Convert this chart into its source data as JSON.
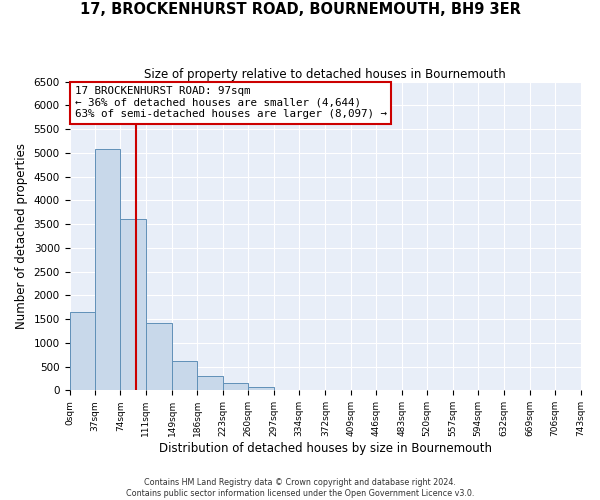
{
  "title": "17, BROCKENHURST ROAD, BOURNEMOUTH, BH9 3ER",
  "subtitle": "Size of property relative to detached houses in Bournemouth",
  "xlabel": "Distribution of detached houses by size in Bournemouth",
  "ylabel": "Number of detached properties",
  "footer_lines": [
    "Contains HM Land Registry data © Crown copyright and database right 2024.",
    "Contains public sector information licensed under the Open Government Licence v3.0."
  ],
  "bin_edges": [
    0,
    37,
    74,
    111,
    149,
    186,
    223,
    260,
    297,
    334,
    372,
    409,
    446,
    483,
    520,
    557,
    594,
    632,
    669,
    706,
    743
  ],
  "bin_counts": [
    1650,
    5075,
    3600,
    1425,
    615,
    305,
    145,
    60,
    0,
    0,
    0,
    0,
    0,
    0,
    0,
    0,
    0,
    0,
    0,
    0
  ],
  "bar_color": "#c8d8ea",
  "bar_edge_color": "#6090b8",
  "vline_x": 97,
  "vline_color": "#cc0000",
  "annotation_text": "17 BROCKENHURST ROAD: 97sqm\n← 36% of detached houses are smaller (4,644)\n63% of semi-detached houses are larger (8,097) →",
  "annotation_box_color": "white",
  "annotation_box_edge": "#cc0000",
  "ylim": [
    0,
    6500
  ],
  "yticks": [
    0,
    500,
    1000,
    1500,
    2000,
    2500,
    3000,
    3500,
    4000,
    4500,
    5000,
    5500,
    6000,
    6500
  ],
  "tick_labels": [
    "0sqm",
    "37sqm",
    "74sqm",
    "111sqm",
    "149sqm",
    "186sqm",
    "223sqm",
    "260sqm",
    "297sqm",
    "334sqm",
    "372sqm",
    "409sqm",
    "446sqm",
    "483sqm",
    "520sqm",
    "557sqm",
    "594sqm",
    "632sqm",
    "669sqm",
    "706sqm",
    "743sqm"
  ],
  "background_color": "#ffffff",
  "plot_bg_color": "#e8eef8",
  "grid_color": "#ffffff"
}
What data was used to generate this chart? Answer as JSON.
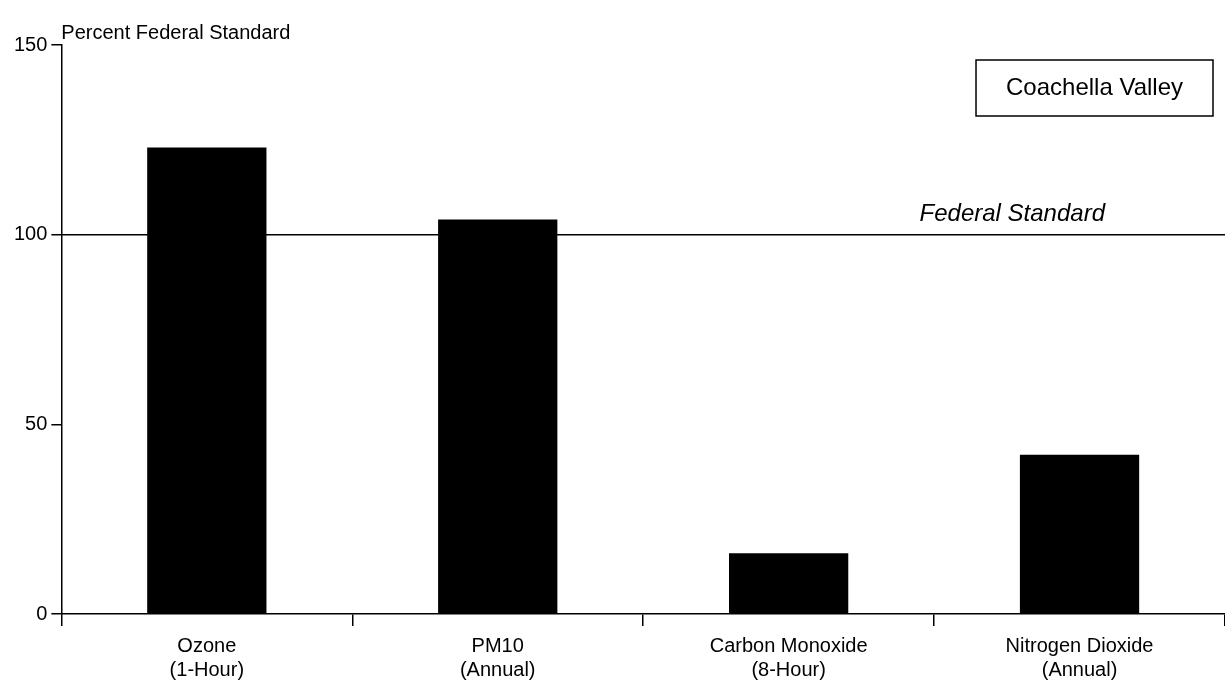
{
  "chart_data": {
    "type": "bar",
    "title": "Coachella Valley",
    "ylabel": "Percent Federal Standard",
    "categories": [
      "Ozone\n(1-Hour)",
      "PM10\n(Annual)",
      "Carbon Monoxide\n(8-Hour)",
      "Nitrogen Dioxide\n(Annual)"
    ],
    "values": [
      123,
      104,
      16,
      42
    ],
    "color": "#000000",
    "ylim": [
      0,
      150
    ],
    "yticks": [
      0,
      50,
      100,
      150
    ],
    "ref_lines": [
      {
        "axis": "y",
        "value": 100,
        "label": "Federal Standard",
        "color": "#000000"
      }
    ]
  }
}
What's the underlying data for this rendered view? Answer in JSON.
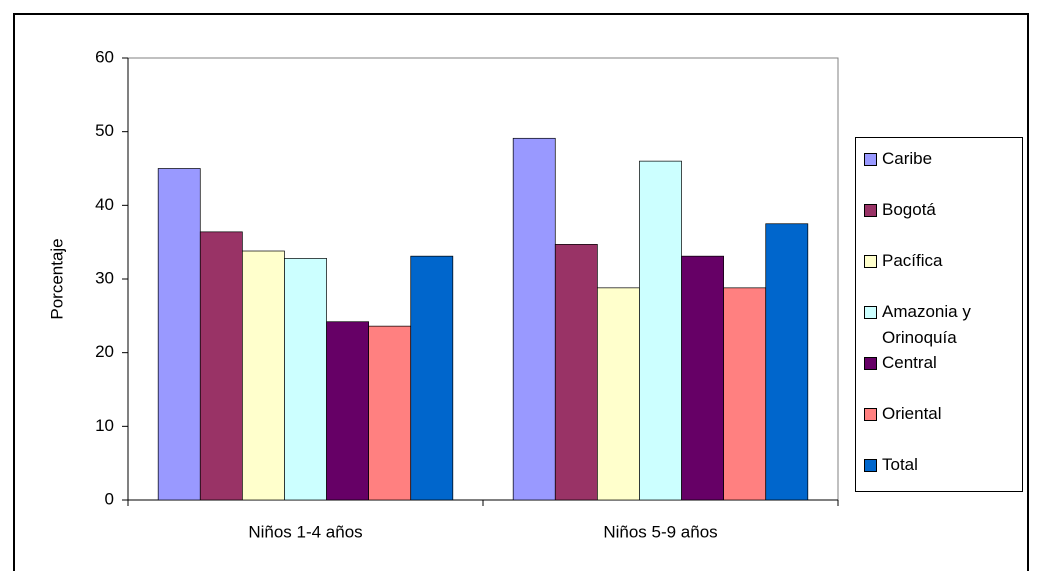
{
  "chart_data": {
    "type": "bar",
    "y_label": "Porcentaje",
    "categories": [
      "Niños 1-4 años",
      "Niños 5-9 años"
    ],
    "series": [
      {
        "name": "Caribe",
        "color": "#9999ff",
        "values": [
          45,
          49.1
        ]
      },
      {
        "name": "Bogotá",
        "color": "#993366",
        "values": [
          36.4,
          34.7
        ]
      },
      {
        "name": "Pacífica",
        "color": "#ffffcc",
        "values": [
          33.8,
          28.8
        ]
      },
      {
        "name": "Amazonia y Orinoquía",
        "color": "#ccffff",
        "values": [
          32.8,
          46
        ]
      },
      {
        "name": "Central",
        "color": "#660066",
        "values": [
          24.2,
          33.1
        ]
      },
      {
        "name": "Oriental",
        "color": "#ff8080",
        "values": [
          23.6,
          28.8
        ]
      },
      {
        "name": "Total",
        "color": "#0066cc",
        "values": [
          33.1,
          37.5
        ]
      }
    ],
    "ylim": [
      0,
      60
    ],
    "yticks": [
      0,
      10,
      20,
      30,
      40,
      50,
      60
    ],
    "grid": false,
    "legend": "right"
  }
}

•••

-- Written task --
Which lines of the material contain the string "this"? List each of them.

-- Response to the task --
Convert this chart into its source data as JSON.
What data was used to generate this chart? Answer as JSON.
What's the underlying data for this rendered view? Answer in JSON.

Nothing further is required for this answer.